┌────────

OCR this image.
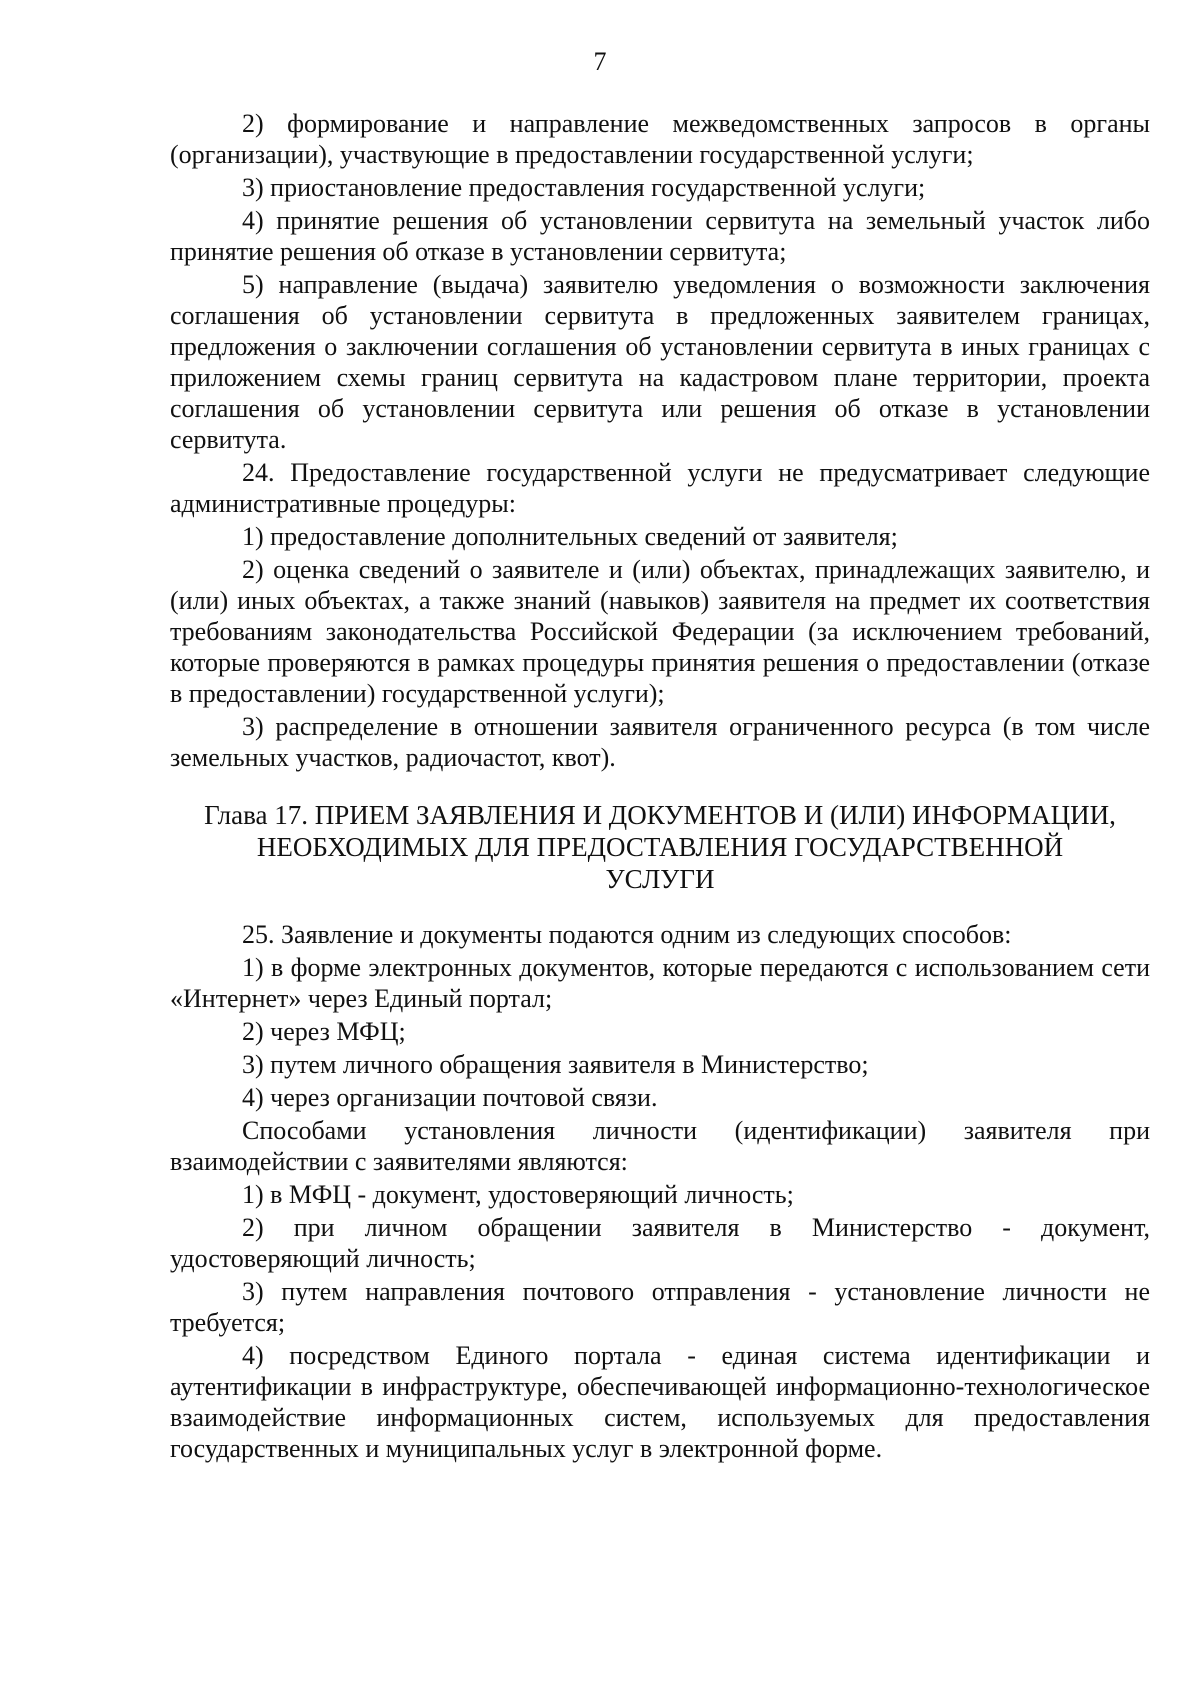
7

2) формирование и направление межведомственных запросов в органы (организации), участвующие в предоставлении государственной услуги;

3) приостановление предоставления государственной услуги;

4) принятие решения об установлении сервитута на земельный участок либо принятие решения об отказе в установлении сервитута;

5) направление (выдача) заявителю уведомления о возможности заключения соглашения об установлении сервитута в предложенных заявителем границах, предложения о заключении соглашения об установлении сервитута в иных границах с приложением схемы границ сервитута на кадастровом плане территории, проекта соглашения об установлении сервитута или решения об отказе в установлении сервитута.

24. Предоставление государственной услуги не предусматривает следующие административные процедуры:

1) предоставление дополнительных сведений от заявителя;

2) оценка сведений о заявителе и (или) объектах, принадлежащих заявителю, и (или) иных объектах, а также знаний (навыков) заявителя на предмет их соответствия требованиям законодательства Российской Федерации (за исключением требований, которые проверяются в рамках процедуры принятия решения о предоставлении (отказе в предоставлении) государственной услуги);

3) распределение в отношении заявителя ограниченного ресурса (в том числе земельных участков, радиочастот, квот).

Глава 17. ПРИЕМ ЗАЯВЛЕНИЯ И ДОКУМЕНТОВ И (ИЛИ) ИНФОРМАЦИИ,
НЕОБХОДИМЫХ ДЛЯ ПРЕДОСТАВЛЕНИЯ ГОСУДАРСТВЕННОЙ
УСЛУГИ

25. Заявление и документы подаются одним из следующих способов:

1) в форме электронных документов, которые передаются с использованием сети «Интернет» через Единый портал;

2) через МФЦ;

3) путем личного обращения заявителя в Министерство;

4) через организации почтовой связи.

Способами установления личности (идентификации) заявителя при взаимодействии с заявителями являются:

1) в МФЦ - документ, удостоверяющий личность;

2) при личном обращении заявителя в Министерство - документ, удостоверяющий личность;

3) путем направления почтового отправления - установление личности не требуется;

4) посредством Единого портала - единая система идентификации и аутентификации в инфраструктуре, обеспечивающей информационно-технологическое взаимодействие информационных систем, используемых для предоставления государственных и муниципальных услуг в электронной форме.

└────────
┌────────

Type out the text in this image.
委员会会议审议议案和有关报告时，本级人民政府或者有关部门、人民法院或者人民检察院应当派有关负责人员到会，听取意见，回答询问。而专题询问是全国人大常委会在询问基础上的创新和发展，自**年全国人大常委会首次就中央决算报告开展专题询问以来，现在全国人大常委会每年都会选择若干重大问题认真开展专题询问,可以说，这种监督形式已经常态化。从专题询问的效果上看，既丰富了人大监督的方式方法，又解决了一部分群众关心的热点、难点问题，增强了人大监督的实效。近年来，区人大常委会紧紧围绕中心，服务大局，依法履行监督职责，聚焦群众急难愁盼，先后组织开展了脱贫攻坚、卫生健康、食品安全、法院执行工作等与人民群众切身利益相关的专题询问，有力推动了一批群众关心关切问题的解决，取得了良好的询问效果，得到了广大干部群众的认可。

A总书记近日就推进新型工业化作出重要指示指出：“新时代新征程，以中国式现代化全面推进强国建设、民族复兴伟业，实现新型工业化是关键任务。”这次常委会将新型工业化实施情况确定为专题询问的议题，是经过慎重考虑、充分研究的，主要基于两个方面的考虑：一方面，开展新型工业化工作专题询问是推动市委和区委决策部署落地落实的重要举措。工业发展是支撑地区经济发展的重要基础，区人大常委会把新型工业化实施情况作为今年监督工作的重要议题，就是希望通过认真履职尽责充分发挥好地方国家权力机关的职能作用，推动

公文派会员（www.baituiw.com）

└────────
┌────────

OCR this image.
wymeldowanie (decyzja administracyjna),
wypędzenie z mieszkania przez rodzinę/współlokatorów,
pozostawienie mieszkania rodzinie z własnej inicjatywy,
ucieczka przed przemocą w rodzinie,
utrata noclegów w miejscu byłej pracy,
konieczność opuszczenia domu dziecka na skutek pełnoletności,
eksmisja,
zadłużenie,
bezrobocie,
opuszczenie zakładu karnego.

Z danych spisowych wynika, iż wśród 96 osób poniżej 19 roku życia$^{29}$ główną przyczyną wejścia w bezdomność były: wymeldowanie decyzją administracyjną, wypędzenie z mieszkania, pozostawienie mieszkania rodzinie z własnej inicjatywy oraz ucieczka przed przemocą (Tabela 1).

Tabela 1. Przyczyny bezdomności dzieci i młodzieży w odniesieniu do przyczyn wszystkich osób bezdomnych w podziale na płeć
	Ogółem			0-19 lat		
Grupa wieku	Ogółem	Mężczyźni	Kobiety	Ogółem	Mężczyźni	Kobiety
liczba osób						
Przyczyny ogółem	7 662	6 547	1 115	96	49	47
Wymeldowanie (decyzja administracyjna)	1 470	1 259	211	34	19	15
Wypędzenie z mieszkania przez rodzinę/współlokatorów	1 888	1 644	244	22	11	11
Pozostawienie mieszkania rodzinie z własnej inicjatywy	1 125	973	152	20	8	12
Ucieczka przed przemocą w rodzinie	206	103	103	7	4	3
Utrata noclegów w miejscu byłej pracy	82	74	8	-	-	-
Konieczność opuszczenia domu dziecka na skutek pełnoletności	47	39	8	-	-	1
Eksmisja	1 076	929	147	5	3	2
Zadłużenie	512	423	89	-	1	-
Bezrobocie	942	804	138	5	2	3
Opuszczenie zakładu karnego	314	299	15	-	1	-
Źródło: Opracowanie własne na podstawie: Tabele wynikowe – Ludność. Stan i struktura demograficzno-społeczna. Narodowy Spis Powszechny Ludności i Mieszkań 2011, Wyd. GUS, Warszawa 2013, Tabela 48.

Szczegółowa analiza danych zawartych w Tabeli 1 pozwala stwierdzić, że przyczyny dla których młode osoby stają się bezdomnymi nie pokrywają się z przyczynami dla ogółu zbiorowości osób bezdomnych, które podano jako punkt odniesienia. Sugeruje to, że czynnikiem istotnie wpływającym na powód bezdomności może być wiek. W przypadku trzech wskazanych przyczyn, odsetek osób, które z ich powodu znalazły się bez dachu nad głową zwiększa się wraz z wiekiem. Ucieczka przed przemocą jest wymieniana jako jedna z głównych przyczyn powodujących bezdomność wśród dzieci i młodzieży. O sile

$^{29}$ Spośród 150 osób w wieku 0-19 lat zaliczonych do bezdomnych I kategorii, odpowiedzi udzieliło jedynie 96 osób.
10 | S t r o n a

└────────

BRIEF →
Extract, from the material above, each line holding the word "współlokatorów".

WORKED ANSWER →
wypędzenie z mieszkania przez rodzinę/współlokatorów,
Wypędzenie z mieszkania przez rodzinę/współlokatorów	1 888	1 644	244	22	11	11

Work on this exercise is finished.